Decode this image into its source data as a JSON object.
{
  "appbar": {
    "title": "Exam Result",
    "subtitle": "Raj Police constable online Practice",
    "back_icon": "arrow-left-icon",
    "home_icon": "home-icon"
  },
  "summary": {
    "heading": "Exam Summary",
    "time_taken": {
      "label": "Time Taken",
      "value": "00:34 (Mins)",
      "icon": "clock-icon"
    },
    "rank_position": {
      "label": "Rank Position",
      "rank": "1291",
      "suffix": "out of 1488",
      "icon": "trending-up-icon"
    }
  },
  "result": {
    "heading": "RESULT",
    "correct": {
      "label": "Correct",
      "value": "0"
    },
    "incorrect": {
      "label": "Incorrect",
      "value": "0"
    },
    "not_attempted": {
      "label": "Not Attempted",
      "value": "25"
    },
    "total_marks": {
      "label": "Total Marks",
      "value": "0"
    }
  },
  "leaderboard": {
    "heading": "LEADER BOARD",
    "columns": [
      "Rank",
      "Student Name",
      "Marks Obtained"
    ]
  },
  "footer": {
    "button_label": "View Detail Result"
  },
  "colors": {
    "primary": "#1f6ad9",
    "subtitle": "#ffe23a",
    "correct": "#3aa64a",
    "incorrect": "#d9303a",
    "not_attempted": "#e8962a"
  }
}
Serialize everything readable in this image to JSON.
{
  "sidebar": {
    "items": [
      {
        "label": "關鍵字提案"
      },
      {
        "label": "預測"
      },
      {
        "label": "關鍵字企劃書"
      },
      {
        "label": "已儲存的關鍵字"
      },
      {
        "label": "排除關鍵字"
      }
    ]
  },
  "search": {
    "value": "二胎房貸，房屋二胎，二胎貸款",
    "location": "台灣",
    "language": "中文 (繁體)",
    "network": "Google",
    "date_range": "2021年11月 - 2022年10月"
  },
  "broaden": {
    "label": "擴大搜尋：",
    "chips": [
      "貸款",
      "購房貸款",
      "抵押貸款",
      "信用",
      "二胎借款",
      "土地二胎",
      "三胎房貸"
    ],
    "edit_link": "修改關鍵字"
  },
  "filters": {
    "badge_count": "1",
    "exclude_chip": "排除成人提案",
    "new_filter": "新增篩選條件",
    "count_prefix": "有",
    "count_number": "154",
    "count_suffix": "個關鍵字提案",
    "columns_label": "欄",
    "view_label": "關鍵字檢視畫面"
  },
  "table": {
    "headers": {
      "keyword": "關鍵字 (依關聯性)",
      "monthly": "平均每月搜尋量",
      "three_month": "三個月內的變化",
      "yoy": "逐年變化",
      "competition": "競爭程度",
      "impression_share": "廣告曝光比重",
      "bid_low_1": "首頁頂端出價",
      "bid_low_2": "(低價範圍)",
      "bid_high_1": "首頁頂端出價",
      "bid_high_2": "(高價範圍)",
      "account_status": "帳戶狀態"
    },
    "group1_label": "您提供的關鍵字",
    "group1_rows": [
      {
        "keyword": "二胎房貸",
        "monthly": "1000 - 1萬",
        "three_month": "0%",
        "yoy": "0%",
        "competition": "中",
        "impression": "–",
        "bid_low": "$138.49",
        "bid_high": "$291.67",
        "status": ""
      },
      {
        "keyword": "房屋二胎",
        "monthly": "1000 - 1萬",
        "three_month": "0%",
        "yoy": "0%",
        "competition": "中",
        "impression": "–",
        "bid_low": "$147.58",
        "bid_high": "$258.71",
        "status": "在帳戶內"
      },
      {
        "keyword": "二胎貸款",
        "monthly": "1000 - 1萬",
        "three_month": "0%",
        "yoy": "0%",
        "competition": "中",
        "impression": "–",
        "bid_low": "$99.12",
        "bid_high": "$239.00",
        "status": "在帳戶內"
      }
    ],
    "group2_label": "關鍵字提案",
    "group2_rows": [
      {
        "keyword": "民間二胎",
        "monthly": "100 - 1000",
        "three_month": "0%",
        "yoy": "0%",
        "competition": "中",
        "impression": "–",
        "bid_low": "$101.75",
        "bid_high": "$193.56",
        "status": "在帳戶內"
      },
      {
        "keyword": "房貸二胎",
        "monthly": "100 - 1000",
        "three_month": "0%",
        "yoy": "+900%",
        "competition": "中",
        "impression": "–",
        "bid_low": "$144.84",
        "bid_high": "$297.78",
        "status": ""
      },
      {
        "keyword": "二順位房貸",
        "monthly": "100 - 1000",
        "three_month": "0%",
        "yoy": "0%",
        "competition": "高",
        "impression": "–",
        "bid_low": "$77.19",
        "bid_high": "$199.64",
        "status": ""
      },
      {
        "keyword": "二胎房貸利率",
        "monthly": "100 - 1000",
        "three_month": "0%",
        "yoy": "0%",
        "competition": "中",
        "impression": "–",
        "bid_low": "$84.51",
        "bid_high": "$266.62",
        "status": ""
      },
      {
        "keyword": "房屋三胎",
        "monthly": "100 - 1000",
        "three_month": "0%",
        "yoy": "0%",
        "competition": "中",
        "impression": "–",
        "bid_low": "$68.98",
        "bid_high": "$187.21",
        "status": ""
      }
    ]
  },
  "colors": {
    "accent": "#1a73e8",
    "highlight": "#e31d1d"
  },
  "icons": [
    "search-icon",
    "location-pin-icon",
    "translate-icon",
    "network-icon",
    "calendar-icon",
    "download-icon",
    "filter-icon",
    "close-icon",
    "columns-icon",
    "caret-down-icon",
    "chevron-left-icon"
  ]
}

# # # # #

GIVEN PROBLEM
In the entries above, identify every line with the word "image". Copy those lines.

RESPONSE FOR THIS EXERCISE
Decode this image into its source data as a JSON object.
Serialize everything readable in this image to JSON.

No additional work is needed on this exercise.